Requirement => What is the number of lines containing "this"? Give only that number.

--- Start Source data ---

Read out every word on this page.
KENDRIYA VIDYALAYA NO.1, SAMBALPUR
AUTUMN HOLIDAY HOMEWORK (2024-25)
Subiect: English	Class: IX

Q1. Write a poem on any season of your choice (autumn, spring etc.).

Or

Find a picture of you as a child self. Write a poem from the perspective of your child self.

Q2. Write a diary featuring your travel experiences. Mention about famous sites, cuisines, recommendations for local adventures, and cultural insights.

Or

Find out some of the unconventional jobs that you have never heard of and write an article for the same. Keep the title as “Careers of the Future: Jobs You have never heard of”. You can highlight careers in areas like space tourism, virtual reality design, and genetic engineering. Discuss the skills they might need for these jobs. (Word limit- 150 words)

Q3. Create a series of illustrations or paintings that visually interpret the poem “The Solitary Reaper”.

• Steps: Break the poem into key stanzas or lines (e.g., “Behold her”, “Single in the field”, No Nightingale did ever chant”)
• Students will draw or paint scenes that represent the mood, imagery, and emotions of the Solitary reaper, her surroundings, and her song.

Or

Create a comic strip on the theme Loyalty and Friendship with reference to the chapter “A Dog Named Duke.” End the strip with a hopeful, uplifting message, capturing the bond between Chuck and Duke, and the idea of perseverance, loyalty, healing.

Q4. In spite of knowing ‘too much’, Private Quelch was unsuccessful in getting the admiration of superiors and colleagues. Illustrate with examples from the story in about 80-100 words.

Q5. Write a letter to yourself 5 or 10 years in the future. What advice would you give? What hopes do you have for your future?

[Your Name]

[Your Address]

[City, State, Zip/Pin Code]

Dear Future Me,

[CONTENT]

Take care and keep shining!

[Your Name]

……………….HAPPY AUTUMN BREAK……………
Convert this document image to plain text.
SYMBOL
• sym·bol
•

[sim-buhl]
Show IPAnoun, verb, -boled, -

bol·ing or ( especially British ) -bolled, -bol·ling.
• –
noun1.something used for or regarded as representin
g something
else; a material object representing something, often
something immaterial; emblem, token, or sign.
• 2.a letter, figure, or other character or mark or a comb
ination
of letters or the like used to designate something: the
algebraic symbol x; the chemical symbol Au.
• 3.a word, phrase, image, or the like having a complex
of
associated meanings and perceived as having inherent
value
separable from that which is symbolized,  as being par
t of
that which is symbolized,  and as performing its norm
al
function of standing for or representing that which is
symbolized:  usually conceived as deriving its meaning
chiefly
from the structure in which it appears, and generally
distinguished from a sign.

--- End Source data ---

Problem solution => 2